### PROVIDED RECORDS:
>> begin

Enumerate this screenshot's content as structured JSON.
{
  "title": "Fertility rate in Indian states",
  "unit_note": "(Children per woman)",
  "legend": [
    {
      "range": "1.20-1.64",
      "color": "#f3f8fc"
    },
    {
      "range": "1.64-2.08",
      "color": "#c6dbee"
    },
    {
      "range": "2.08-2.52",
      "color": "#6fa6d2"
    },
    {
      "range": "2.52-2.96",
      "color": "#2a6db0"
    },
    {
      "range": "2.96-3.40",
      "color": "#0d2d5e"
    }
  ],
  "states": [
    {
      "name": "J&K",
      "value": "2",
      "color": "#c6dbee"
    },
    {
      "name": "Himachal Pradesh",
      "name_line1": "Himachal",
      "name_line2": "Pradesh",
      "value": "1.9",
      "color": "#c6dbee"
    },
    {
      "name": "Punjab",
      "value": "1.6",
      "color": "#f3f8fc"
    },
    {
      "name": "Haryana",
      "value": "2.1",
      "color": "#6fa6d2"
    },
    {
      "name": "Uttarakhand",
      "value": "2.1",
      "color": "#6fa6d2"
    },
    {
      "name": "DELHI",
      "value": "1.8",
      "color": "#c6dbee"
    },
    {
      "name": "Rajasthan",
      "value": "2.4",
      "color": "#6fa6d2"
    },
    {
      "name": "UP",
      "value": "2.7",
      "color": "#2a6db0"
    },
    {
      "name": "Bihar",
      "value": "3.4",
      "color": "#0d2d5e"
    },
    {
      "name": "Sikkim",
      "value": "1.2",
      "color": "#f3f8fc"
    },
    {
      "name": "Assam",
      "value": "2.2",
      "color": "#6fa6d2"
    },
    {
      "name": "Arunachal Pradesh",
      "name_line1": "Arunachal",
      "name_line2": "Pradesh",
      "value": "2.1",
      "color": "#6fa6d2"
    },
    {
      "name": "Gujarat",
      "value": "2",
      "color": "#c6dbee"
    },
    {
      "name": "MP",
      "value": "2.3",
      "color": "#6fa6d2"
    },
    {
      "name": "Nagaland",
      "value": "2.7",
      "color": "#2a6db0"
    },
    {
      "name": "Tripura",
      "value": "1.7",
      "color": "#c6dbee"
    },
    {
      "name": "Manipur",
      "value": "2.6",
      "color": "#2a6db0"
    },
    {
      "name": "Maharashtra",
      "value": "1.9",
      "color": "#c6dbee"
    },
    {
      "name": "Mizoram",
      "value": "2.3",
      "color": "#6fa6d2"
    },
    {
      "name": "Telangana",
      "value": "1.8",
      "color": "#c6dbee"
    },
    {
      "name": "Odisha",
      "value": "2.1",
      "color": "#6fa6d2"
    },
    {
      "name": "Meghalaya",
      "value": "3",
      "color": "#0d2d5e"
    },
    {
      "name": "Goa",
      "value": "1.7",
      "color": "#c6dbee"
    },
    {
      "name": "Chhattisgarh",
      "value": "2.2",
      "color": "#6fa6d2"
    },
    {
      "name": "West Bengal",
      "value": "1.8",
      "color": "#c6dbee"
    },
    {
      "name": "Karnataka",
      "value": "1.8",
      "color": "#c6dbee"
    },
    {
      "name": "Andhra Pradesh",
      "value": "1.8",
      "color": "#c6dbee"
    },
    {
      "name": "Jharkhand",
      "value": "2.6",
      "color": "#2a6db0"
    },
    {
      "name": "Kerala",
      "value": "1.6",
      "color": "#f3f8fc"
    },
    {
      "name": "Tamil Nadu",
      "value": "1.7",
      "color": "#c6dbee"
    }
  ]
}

>> end

### YOUR OBJECTIVE:
Can you restate every record above word for word?

### WRITTEN RESPONSE:
Enumerate this screenshot's content as structured JSON.
{
  "title": "Fertility rate in Indian states",
  "unit_note": "(Children per woman)",
  "legend": [
    {
      "range": "1.20-1.64",
      "color": "#f3f8fc"
    },
    {
      "range": "1.64-2.08",
      "color": "#c6dbee"
    },
    {
      "range": "2.08-2.52",
      "color": "#6fa6d2"
    },
    {
      "range": "2.52-2.96",
      "color": "#2a6db0"
    },
    {
      "range": "2.96-3.40",
      "color": "#0d2d5e"
    }
  ],
  "states": [
    {
      "name": "J&K",
      "value": "2",
      "color": "#c6dbee"
    },
    {
      "name": "Himachal Pradesh",
      "name_line1": "Himachal",
      "name_line2": "Pradesh",
      "value": "1.9",
      "color": "#c6dbee"
    },
    {
      "name": "Punjab",
      "value": "1.6",
      "color": "#f3f8fc"
    },
    {
      "name": "Haryana",
      "value": "2.1",
      "color": "#6fa6d2"
    },
    {
      "name": "Uttarakhand",
      "value": "2.1",
      "color": "#6fa6d2"
    },
    {
      "name": "DELHI",
      "value": "1.8",
      "color": "#c6dbee"
    },
    {
      "name": "Rajasthan",
      "value": "2.4",
      "color": "#6fa6d2"
    },
    {
      "name": "UP",
      "value": "2.7",
      "color": "#2a6db0"
    },
    {
      "name": "Bihar",
      "value": "3.4",
      "color": "#0d2d5e"
    },
    {
      "name": "Sikkim",
      "value": "1.2",
      "color": "#f3f8fc"
    },
    {
      "name": "Assam",
      "value": "2.2",
      "color": "#6fa6d2"
    },
    {
      "name": "Arunachal Pradesh",
      "name_line1": "Arunachal",
      "name_line2": "Pradesh",
      "value": "2.1",
      "color": "#6fa6d2"
    },
    {
      "name": "Gujarat",
      "value": "2",
      "color": "#c6dbee"
    },
    {
      "name": "MP",
      "value": "2.3",
      "color": "#6fa6d2"
    },
    {
      "name": "Nagaland",
      "value": "2.7",
      "color": "#2a6db0"
    },
    {
      "name": "Tripura",
      "value": "1.7",
      "color": "#c6dbee"
    },
    {
      "name": "Manipur",
      "value": "2.6",
      "color": "#2a6db0"
    },
    {
      "name": "Maharashtra",
      "value": "1.9",
      "color": "#c6dbee"
    },
    {
      "name": "Mizoram",
      "value": "2.3",
      "color": "#6fa6d2"
    },
    {
      "name": "Telangana",
      "value": "1.8",
      "color": "#c6dbee"
    },
    {
      "name": "Odisha",
      "value": "2.1",
      "color": "#6fa6d2"
    },
    {
      "name": "Meghalaya",
      "value": "3",
      "color": "#0d2d5e"
    },
    {
      "name": "Goa",
      "value": "1.7",
      "color": "#c6dbee"
    },
    {
      "name": "Chhattisgarh",
      "value": "2.2",
      "color": "#6fa6d2"
    },
    {
      "name": "West Bengal",
      "value": "1.8",
      "color": "#c6dbee"
    },
    {
      "name": "Karnataka",
      "value": "1.8",
      "color": "#c6dbee"
    },
    {
      "name": "Andhra Pradesh",
      "value": "1.8",
      "color": "#c6dbee"
    },
    {
      "name": "Jharkhand",
      "value": "2.6",
      "color": "#2a6db0"
    },
    {
      "name": "Kerala",
      "value": "1.6",
      "color": "#f3f8fc"
    },
    {
      "name": "Tamil Nadu",
      "value": "1.7",
      "color": "#c6dbee"
    }
  ]
}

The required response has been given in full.